▶ Directions for this task: Using the data below, repeat all of it precisely.

####

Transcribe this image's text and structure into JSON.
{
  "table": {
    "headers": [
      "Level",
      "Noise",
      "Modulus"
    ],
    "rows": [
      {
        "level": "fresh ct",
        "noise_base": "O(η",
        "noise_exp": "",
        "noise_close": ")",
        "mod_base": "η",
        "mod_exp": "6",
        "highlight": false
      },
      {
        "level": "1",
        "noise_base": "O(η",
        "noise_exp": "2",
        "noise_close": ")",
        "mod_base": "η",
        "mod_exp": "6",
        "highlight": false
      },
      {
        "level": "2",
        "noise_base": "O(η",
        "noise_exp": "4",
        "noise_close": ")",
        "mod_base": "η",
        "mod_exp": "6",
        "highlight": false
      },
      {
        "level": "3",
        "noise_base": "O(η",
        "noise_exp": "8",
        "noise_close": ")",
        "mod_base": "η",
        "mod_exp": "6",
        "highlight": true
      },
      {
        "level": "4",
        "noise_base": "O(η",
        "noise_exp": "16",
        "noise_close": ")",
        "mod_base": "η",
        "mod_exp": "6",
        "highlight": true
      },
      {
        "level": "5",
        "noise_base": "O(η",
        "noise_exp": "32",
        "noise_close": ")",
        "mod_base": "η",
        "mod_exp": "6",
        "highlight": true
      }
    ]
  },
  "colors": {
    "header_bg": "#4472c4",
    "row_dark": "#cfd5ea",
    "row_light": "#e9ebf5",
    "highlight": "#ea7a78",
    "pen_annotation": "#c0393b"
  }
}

####

▶ Answer in full:
Transcribe this image's text and structure into JSON.
{
  "table": {
    "headers": [
      "Level",
      "Noise",
      "Modulus"
    ],
    "rows": [
      {
        "level": "fresh ct",
        "noise_base": "O(η",
        "noise_exp": "",
        "noise_close": ")",
        "mod_base": "η",
        "mod_exp": "6",
        "highlight": false
      },
      {
        "level": "1",
        "noise_base": "O(η",
        "noise_exp": "2",
        "noise_close": ")",
        "mod_base": "η",
        "mod_exp": "6",
        "highlight": false
      },
      {
        "level": "2",
        "noise_base": "O(η",
        "noise_exp": "4",
        "noise_close": ")",
        "mod_base": "η",
        "mod_exp": "6",
        "highlight": false
      },
      {
        "level": "3",
        "noise_base": "O(η",
        "noise_exp": "8",
        "noise_close": ")",
        "mod_base": "η",
        "mod_exp": "6",
        "highlight": true
      },
      {
        "level": "4",
        "noise_base": "O(η",
        "noise_exp": "16",
        "noise_close": ")",
        "mod_base": "η",
        "mod_exp": "6",
        "highlight": true
      },
      {
        "level": "5",
        "noise_base": "O(η",
        "noise_exp": "32",
        "noise_close": ")",
        "mod_base": "η",
        "mod_exp": "6",
        "highlight": true
      }
    ]
  },
  "colors": {
    "header_bg": "#4472c4",
    "row_dark": "#cfd5ea",
    "row_light": "#e9ebf5",
    "highlight": "#ea7a78",
    "pen_annotation": "#c0393b"
  }
}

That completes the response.